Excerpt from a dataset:
* start *

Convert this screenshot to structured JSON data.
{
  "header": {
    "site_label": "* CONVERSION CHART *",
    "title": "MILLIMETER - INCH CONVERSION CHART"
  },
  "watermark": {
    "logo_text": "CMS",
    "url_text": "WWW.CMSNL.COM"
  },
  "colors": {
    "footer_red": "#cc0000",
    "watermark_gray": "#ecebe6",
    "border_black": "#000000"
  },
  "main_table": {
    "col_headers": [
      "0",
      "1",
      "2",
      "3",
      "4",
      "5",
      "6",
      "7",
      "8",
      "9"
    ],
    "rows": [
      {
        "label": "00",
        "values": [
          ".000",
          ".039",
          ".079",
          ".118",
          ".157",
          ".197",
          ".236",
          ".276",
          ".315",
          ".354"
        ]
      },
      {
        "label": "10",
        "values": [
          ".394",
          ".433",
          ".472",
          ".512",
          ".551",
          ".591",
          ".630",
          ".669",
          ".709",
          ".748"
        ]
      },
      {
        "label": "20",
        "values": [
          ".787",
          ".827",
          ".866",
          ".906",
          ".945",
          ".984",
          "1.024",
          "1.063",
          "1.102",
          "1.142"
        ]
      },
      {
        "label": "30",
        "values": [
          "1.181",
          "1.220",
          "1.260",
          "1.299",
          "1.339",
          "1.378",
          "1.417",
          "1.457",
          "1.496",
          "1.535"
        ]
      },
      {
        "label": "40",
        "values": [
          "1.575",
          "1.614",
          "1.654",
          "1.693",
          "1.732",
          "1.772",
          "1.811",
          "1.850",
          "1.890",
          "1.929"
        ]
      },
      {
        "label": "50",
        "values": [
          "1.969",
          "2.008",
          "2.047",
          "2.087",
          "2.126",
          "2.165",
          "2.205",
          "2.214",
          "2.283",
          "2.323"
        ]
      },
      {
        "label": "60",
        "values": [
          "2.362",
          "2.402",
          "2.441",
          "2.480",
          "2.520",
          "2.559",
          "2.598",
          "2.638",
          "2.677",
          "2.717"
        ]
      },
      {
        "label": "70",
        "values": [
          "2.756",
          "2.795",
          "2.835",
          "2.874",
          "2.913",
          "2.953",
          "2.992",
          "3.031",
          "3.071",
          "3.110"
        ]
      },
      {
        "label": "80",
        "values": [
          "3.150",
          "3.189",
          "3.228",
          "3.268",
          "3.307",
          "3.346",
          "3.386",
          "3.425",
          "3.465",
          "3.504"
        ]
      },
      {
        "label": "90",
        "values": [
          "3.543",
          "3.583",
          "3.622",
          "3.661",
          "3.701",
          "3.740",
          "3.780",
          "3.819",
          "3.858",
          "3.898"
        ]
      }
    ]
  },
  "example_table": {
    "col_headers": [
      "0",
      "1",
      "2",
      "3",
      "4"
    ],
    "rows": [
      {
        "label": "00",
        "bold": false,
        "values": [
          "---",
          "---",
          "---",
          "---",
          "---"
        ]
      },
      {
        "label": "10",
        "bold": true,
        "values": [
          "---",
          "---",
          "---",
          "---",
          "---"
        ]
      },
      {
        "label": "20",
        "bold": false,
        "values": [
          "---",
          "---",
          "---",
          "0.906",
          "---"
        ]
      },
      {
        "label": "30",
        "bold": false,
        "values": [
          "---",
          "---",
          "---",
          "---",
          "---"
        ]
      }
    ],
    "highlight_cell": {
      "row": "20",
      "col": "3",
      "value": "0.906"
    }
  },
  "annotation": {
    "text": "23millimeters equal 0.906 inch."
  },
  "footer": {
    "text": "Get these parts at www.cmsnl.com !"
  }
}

* end *

Reproduce the entries above exactly.

Convert this screenshot to structured JSON data.
{
  "header": {
    "site_label": "* CONVERSION CHART *",
    "title": "MILLIMETER - INCH CONVERSION CHART"
  },
  "watermark": {
    "logo_text": "CMS",
    "url_text": "WWW.CMSNL.COM"
  },
  "colors": {
    "footer_red": "#cc0000",
    "watermark_gray": "#ecebe6",
    "border_black": "#000000"
  },
  "main_table": {
    "col_headers": [
      "0",
      "1",
      "2",
      "3",
      "4",
      "5",
      "6",
      "7",
      "8",
      "9"
    ],
    "rows": [
      {
        "label": "00",
        "values": [
          ".000",
          ".039",
          ".079",
          ".118",
          ".157",
          ".197",
          ".236",
          ".276",
          ".315",
          ".354"
        ]
      },
      {
        "label": "10",
        "values": [
          ".394",
          ".433",
          ".472",
          ".512",
          ".551",
          ".591",
          ".630",
          ".669",
          ".709",
          ".748"
        ]
      },
      {
        "label": "20",
        "values": [
          ".787",
          ".827",
          ".866",
          ".906",
          ".945",
          ".984",
          "1.024",
          "1.063",
          "1.102",
          "1.142"
        ]
      },
      {
        "label": "30",
        "values": [
          "1.181",
          "1.220",
          "1.260",
          "1.299",
          "1.339",
          "1.378",
          "1.417",
          "1.457",
          "1.496",
          "1.535"
        ]
      },
      {
        "label": "40",
        "values": [
          "1.575",
          "1.614",
          "1.654",
          "1.693",
          "1.732",
          "1.772",
          "1.811",
          "1.850",
          "1.890",
          "1.929"
        ]
      },
      {
        "label": "50",
        "values": [
          "1.969",
          "2.008",
          "2.047",
          "2.087",
          "2.126",
          "2.165",
          "2.205",
          "2.214",
          "2.283",
          "2.323"
        ]
      },
      {
        "label": "60",
        "values": [
          "2.362",
          "2.402",
          "2.441",
          "2.480",
          "2.520",
          "2.559",
          "2.598",
          "2.638",
          "2.677",
          "2.717"
        ]
      },
      {
        "label": "70",
        "values": [
          "2.756",
          "2.795",
          "2.835",
          "2.874",
          "2.913",
          "2.953",
          "2.992",
          "3.031",
          "3.071",
          "3.110"
        ]
      },
      {
        "label": "80",
        "values": [
          "3.150",
          "3.189",
          "3.228",
          "3.268",
          "3.307",
          "3.346",
          "3.386",
          "3.425",
          "3.465",
          "3.504"
        ]
      },
      {
        "label": "90",
        "values": [
          "3.543",
          "3.583",
          "3.622",
          "3.661",
          "3.701",
          "3.740",
          "3.780",
          "3.819",
          "3.858",
          "3.898"
        ]
      }
    ]
  },
  "example_table": {
    "col_headers": [
      "0",
      "1",
      "2",
      "3",
      "4"
    ],
    "rows": [
      {
        "label": "00",
        "bold": false,
        "values": [
          "---",
          "---",
          "---",
          "---",
          "---"
        ]
      },
      {
        "label": "10",
        "bold": true,
        "values": [
          "---",
          "---",
          "---",
          "---",
          "---"
        ]
      },
      {
        "label": "20",
        "bold": false,
        "values": [
          "---",
          "---",
          "---",
          "0.906",
          "---"
        ]
      },
      {
        "label": "30",
        "bold": false,
        "values": [
          "---",
          "---",
          "---",
          "---",
          "---"
        ]
      }
    ],
    "highlight_cell": {
      "row": "20",
      "col": "3",
      "value": "0.906"
    }
  },
  "annotation": {
    "text": "23millimeters equal 0.906 inch."
  },
  "footer": {
    "text": "Get these parts at www.cmsnl.com !"
  }
}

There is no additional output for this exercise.